▶ _Set exercise_
Below is a listing; copy all of it exactly.
————————
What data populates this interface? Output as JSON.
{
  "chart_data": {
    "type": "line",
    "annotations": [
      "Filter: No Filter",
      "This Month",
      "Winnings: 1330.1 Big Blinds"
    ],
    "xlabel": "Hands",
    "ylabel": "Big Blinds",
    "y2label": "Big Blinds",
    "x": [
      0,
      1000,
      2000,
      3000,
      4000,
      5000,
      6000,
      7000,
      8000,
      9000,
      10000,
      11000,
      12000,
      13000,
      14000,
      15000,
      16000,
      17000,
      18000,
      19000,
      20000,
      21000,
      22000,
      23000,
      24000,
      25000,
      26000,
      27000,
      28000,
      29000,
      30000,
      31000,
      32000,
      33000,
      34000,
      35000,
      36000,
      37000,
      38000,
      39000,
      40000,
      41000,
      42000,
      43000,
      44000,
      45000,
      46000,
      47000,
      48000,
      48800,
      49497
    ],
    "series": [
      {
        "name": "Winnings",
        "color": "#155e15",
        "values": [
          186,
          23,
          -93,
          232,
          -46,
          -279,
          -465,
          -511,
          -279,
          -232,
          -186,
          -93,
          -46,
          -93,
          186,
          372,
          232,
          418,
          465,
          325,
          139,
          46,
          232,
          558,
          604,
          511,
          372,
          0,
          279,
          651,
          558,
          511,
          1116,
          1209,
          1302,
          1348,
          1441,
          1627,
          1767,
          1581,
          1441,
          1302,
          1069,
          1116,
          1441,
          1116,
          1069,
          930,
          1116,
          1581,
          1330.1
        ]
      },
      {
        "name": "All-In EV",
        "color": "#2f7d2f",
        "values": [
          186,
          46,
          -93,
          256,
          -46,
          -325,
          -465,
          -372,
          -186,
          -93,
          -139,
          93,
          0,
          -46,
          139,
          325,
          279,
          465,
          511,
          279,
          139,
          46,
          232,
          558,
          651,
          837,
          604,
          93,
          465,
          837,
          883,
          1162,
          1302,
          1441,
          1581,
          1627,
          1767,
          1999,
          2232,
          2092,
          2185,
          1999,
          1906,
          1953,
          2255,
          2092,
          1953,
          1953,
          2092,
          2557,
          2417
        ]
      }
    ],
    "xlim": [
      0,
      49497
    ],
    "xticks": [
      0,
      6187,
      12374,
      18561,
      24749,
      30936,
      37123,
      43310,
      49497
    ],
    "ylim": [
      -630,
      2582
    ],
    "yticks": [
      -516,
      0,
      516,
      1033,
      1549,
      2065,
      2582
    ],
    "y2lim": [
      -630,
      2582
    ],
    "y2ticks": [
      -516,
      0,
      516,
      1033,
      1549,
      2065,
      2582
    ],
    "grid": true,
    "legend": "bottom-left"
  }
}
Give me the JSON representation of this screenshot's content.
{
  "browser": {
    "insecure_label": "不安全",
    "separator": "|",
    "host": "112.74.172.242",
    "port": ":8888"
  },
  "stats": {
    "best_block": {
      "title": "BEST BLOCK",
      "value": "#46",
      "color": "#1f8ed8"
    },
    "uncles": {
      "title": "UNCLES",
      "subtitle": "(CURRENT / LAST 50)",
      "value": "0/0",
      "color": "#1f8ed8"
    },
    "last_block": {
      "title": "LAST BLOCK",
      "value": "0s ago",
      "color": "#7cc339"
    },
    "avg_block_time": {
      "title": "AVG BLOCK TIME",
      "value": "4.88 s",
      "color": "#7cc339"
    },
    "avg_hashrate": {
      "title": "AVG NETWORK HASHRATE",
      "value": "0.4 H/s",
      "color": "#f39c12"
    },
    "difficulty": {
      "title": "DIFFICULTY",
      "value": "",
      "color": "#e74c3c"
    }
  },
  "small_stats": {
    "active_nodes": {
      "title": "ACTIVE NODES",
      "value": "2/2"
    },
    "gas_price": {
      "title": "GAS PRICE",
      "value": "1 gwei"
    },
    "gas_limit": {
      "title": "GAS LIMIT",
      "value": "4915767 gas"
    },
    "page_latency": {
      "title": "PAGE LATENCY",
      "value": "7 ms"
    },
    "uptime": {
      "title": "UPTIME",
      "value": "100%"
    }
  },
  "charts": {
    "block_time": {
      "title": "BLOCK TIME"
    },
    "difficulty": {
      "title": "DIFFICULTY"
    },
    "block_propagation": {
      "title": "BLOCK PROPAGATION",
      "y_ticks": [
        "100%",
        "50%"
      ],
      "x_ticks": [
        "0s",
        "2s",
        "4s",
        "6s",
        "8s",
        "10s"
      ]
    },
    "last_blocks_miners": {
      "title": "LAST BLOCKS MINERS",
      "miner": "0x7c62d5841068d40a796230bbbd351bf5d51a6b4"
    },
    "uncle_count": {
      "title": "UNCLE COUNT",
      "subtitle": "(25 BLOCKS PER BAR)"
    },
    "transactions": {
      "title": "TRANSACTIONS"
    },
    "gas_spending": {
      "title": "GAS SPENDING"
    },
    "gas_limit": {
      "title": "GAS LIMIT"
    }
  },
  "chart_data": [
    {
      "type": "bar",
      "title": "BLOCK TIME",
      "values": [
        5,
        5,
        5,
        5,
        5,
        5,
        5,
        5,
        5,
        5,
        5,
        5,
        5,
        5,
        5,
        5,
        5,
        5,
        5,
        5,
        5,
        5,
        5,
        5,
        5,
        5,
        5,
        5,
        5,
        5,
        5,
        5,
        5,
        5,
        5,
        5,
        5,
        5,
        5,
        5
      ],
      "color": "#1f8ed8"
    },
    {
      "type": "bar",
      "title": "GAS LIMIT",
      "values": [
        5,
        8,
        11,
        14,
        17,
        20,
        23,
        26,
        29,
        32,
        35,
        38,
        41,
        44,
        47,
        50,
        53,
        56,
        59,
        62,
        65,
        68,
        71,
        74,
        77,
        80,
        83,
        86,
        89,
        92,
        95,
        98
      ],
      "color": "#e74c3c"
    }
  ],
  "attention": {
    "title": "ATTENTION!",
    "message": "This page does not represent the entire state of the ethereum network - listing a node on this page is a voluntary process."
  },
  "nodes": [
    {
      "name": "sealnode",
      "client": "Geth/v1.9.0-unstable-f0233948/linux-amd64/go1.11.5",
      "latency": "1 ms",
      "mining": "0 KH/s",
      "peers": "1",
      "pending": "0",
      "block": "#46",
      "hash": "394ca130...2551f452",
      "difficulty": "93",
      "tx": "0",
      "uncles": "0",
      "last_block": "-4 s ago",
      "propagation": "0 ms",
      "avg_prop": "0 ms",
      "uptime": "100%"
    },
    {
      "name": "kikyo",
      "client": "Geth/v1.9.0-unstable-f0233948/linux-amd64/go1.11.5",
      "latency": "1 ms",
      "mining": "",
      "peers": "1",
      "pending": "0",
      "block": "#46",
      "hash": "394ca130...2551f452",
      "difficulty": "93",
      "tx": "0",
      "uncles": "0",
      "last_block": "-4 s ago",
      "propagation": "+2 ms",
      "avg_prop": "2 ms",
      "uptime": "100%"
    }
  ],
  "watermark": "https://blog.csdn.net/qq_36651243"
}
————————
▶ _Response to this task_
What data populates this interface? Output as JSON.
{
  "chart_data": {
    "type": "line",
    "annotations": [
      "Filter: No Filter",
      "This Month",
      "Winnings: 1330.1 Big Blinds"
    ],
    "xlabel": "Hands",
    "ylabel": "Big Blinds",
    "y2label": "Big Blinds",
    "x": [
      0,
      1000,
      2000,
      3000,
      4000,
      5000,
      6000,
      7000,
      8000,
      9000,
      10000,
      11000,
      12000,
      13000,
      14000,
      15000,
      16000,
      17000,
      18000,
      19000,
      20000,
      21000,
      22000,
      23000,
      24000,
      25000,
      26000,
      27000,
      28000,
      29000,
      30000,
      31000,
      32000,
      33000,
      34000,
      35000,
      36000,
      37000,
      38000,
      39000,
      40000,
      41000,
      42000,
      43000,
      44000,
      45000,
      46000,
      47000,
      48000,
      48800,
      49497
    ],
    "series": [
      {
        "name": "Winnings",
        "color": "#155e15",
        "values": [
          186,
          23,
          -93,
          232,
          -46,
          -279,
          -465,
          -511,
          -279,
          -232,
          -186,
          -93,
          -46,
          -93,
          186,
          372,
          232,
          418,
          465,
          325,
          139,
          46,
          232,
          558,
          604,
          511,
          372,
          0,
          279,
          651,
          558,
          511,
          1116,
          1209,
          1302,
          1348,
          1441,
          1627,
          1767,
          1581,
          1441,
          1302,
          1069,
          1116,
          1441,
          1116,
          1069,
          930,
          1116,
          1581,
          1330.1
        ]
      },
      {
        "name": "All-In EV",
        "color": "#2f7d2f",
        "values": [
          186,
          46,
          -93,
          256,
          -46,
          -325,
          -465,
          -372,
          -186,
          -93,
          -139,
          93,
          0,
          -46,
          139,
          325,
          279,
          465,
          511,
          279,
          139,
          46,
          232,
          558,
          651,
          837,
          604,
          93,
          465,
          837,
          883,
          1162,
          1302,
          1441,
          1581,
          1627,
          1767,
          1999,
          2232,
          2092,
          2185,
          1999,
          1906,
          1953,
          2255,
          2092,
          1953,
          1953,
          2092,
          2557,
          2417
        ]
      }
    ],
    "xlim": [
      0,
      49497
    ],
    "xticks": [
      0,
      6187,
      12374,
      18561,
      24749,
      30936,
      37123,
      43310,
      49497
    ],
    "ylim": [
      -630,
      2582
    ],
    "yticks": [
      -516,
      0,
      516,
      1033,
      1549,
      2065,
      2582
    ],
    "y2lim": [
      -630,
      2582
    ],
    "y2ticks": [
      -516,
      0,
      516,
      1033,
      1549,
      2065,
      2582
    ],
    "grid": true,
    "legend": "bottom-left"
  }
}
Give me the JSON representation of this screenshot's content.
{
  "browser": {
    "insecure_label": "不安全",
    "separator": "|",
    "host": "112.74.172.242",
    "port": ":8888"
  },
  "stats": {
    "best_block": {
      "title": "BEST BLOCK",
      "value": "#46",
      "color": "#1f8ed8"
    },
    "uncles": {
      "title": "UNCLES",
      "subtitle": "(CURRENT / LAST 50)",
      "value": "0/0",
      "color": "#1f8ed8"
    },
    "last_block": {
      "title": "LAST BLOCK",
      "value": "0s ago",
      "color": "#7cc339"
    },
    "avg_block_time": {
      "title": "AVG BLOCK TIME",
      "value": "4.88 s",
      "color": "#7cc339"
    },
    "avg_hashrate": {
      "title": "AVG NETWORK HASHRATE",
      "value": "0.4 H/s",
      "color": "#f39c12"
    },
    "difficulty": {
      "title": "DIFFICULTY",
      "value": "",
      "color": "#e74c3c"
    }
  },
  "small_stats": {
    "active_nodes": {
      "title": "ACTIVE NODES",
      "value": "2/2"
    },
    "gas_price": {
      "title": "GAS PRICE",
      "value": "1 gwei"
    },
    "gas_limit": {
      "title": "GAS LIMIT",
      "value": "4915767 gas"
    },
    "page_latency": {
      "title": "PAGE LATENCY",
      "value": "7 ms"
    },
    "uptime": {
      "title": "UPTIME",
      "value": "100%"
    }
  },
  "charts": {
    "block_time": {
      "title": "BLOCK TIME"
    },
    "difficulty": {
      "title": "DIFFICULTY"
    },
    "block_propagation": {
      "title": "BLOCK PROPAGATION",
      "y_ticks": [
        "100%",
        "50%"
      ],
      "x_ticks": [
        "0s",
        "2s",
        "4s",
        "6s",
        "8s",
        "10s"
      ]
    },
    "last_blocks_miners": {
      "title": "LAST BLOCKS MINERS",
      "miner": "0x7c62d5841068d40a796230bbbd351bf5d51a6b4"
    },
    "uncle_count": {
      "title": "UNCLE COUNT",
      "subtitle": "(25 BLOCKS PER BAR)"
    },
    "transactions": {
      "title": "TRANSACTIONS"
    },
    "gas_spending": {
      "title": "GAS SPENDING"
    },
    "gas_limit": {
      "title": "GAS LIMIT"
    }
  },
  "chart_data": [
    {
      "type": "bar",
      "title": "BLOCK TIME",
      "values": [
        5,
        5,
        5,
        5,
        5,
        5,
        5,
        5,
        5,
        5,
        5,
        5,
        5,
        5,
        5,
        5,
        5,
        5,
        5,
        5,
        5,
        5,
        5,
        5,
        5,
        5,
        5,
        5,
        5,
        5,
        5,
        5,
        5,
        5,
        5,
        5,
        5,
        5,
        5,
        5
      ],
      "color": "#1f8ed8"
    },
    {
      "type": "bar",
      "title": "GAS LIMIT",
      "values": [
        5,
        8,
        11,
        14,
        17,
        20,
        23,
        26,
        29,
        32,
        35,
        38,
        41,
        44,
        47,
        50,
        53,
        56,
        59,
        62,
        65,
        68,
        71,
        74,
        77,
        80,
        83,
        86,
        89,
        92,
        95,
        98
      ],
      "color": "#e74c3c"
    }
  ],
  "attention": {
    "title": "ATTENTION!",
    "message": "This page does not represent the entire state of the ethereum network - listing a node on this page is a voluntary process."
  },
  "nodes": [
    {
      "name": "sealnode",
      "client": "Geth/v1.9.0-unstable-f0233948/linux-amd64/go1.11.5",
      "latency": "1 ms",
      "mining": "0 KH/s",
      "peers": "1",
      "pending": "0",
      "block": "#46",
      "hash": "394ca130...2551f452",
      "difficulty": "93",
      "tx": "0",
      "uncles": "0",
      "last_block": "-4 s ago",
      "propagation": "0 ms",
      "avg_prop": "0 ms",
      "uptime": "100%"
    },
    {
      "name": "kikyo",
      "client": "Geth/v1.9.0-unstable-f0233948/linux-amd64/go1.11.5",
      "latency": "1 ms",
      "mining": "",
      "peers": "1",
      "pending": "0",
      "block": "#46",
      "hash": "394ca130...2551f452",
      "difficulty": "93",
      "tx": "0",
      "uncles": "0",
      "last_block": "-4 s ago",
      "propagation": "+2 ms",
      "avg_prop": "2 ms",
      "uptime": "100%"
    }
  ],
  "watermark": "https://blog.csdn.net/qq_36651243"
}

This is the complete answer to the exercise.